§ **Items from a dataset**

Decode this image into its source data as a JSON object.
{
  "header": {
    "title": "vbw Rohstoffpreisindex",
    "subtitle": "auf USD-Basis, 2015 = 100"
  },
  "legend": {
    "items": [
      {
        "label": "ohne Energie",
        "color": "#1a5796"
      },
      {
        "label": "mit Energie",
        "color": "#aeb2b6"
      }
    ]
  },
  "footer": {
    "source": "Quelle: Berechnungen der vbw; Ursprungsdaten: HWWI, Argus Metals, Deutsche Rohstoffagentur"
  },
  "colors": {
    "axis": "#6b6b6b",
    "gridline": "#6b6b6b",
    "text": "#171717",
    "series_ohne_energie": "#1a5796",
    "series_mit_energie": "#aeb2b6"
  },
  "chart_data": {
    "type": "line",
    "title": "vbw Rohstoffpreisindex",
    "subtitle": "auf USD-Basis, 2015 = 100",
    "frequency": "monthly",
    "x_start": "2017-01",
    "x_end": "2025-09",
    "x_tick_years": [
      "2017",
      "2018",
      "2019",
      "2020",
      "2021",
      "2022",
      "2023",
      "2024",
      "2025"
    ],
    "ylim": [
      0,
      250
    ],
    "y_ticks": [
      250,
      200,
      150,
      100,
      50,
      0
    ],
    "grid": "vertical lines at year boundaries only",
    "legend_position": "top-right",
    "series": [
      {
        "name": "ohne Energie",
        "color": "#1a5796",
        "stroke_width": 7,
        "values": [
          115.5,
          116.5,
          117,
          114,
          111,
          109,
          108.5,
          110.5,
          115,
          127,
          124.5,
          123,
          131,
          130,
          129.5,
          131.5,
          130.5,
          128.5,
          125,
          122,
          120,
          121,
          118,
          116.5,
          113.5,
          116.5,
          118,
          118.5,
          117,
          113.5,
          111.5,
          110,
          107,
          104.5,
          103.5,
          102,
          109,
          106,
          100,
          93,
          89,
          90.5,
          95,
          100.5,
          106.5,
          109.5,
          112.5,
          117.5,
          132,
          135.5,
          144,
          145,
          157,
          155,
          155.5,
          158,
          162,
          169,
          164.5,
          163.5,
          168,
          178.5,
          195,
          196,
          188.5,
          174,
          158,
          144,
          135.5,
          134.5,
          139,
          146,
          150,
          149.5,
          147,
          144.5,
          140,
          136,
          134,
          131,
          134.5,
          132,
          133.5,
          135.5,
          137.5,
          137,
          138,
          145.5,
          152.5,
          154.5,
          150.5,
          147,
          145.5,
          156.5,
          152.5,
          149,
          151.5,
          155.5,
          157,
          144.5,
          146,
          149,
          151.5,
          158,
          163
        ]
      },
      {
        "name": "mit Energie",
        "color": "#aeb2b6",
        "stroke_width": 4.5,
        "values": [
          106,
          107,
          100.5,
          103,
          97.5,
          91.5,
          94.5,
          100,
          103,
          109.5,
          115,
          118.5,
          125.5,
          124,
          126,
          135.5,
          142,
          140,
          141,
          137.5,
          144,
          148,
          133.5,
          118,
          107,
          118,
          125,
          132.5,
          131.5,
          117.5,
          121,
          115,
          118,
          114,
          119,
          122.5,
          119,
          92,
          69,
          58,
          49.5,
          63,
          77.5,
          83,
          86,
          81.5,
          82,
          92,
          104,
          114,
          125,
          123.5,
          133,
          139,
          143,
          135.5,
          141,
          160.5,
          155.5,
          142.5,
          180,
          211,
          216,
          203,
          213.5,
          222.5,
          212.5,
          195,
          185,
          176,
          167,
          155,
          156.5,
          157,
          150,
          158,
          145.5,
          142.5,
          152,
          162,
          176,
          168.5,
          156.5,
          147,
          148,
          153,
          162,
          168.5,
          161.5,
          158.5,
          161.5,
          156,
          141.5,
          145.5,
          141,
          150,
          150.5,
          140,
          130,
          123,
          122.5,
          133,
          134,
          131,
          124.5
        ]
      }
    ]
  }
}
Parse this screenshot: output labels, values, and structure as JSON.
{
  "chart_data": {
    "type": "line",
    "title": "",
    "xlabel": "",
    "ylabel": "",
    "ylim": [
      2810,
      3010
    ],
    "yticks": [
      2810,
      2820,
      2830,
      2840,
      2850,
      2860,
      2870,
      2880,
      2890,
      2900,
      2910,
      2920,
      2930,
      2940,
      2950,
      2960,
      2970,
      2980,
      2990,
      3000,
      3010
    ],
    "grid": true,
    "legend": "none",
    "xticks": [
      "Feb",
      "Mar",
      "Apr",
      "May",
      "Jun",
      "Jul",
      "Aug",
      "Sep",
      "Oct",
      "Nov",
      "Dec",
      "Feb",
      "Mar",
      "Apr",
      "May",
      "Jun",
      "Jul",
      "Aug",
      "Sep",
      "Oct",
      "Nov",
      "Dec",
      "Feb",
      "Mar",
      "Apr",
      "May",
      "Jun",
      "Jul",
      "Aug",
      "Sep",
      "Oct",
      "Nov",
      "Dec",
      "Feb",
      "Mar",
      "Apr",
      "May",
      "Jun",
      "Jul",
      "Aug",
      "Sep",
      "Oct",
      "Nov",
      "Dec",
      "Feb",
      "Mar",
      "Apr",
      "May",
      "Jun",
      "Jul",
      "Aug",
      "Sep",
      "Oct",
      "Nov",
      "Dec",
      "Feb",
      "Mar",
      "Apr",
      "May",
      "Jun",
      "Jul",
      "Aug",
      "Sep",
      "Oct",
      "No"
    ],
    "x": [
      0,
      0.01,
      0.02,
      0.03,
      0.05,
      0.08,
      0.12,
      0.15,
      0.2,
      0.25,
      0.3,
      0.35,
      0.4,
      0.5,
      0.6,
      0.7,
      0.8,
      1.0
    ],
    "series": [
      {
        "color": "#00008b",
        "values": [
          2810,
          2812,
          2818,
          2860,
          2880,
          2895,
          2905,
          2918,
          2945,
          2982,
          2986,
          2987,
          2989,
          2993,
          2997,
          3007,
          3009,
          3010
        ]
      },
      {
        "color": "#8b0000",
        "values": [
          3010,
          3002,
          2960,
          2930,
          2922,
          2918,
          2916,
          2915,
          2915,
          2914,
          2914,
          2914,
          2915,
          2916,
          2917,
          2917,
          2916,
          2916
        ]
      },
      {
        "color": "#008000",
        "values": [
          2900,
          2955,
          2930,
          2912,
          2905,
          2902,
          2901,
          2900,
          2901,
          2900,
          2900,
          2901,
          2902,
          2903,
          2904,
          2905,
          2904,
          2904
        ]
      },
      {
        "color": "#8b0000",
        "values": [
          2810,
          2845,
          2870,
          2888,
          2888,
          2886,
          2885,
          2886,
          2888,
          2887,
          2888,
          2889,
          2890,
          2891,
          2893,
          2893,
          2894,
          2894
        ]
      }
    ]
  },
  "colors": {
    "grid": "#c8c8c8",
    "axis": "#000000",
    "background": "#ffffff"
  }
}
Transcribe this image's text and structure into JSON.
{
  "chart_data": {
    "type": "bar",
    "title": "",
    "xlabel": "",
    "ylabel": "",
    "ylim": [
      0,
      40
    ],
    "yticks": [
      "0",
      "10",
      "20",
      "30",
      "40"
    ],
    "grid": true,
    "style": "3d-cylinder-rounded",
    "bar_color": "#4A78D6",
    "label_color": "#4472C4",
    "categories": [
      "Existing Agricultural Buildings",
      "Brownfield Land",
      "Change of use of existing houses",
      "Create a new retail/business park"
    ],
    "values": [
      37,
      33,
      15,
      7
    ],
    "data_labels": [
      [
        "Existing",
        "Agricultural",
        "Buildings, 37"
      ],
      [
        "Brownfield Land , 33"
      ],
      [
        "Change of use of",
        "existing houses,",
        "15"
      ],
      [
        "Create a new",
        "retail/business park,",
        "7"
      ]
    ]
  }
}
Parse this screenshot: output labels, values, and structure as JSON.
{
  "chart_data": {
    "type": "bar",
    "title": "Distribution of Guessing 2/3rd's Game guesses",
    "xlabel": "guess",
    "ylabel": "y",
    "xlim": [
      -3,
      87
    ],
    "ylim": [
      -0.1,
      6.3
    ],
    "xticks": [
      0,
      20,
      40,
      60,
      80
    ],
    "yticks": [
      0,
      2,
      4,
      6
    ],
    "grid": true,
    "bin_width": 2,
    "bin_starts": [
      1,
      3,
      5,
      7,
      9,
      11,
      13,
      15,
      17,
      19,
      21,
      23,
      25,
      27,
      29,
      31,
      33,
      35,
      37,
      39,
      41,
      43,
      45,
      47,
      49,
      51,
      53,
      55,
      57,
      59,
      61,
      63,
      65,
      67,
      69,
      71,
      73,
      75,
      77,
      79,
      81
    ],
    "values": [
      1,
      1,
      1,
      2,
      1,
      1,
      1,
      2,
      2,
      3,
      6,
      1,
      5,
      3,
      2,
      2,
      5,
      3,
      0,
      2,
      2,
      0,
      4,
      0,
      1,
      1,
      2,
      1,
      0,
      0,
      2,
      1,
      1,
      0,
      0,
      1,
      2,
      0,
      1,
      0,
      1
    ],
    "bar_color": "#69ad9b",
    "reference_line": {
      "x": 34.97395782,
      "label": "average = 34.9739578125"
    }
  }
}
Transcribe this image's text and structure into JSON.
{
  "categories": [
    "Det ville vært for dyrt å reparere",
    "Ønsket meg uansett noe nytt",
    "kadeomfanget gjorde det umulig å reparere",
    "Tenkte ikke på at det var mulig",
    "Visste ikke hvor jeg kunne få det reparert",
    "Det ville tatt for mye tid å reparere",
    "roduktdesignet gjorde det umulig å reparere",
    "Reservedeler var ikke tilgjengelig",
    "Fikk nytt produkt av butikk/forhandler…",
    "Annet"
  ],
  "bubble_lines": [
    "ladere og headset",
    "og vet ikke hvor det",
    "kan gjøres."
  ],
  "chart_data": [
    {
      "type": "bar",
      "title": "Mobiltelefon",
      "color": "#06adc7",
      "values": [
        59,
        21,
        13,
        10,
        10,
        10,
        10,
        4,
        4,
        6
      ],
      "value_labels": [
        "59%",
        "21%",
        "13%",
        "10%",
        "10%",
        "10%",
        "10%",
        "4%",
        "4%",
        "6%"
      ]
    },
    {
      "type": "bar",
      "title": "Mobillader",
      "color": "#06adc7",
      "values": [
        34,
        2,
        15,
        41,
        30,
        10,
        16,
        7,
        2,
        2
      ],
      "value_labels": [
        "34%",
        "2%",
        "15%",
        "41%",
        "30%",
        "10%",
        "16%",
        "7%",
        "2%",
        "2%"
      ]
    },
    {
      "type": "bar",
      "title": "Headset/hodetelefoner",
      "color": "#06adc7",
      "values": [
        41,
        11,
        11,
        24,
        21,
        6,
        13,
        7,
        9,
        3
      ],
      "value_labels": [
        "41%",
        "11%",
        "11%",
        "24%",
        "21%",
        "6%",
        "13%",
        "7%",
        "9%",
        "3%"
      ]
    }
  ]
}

§ **Set task**
Check each line of the records for the word "Brownfield" and extract those that contain it.

§ **Completed task**
      "Brownfield Land",
        "Brownfield Land , 33"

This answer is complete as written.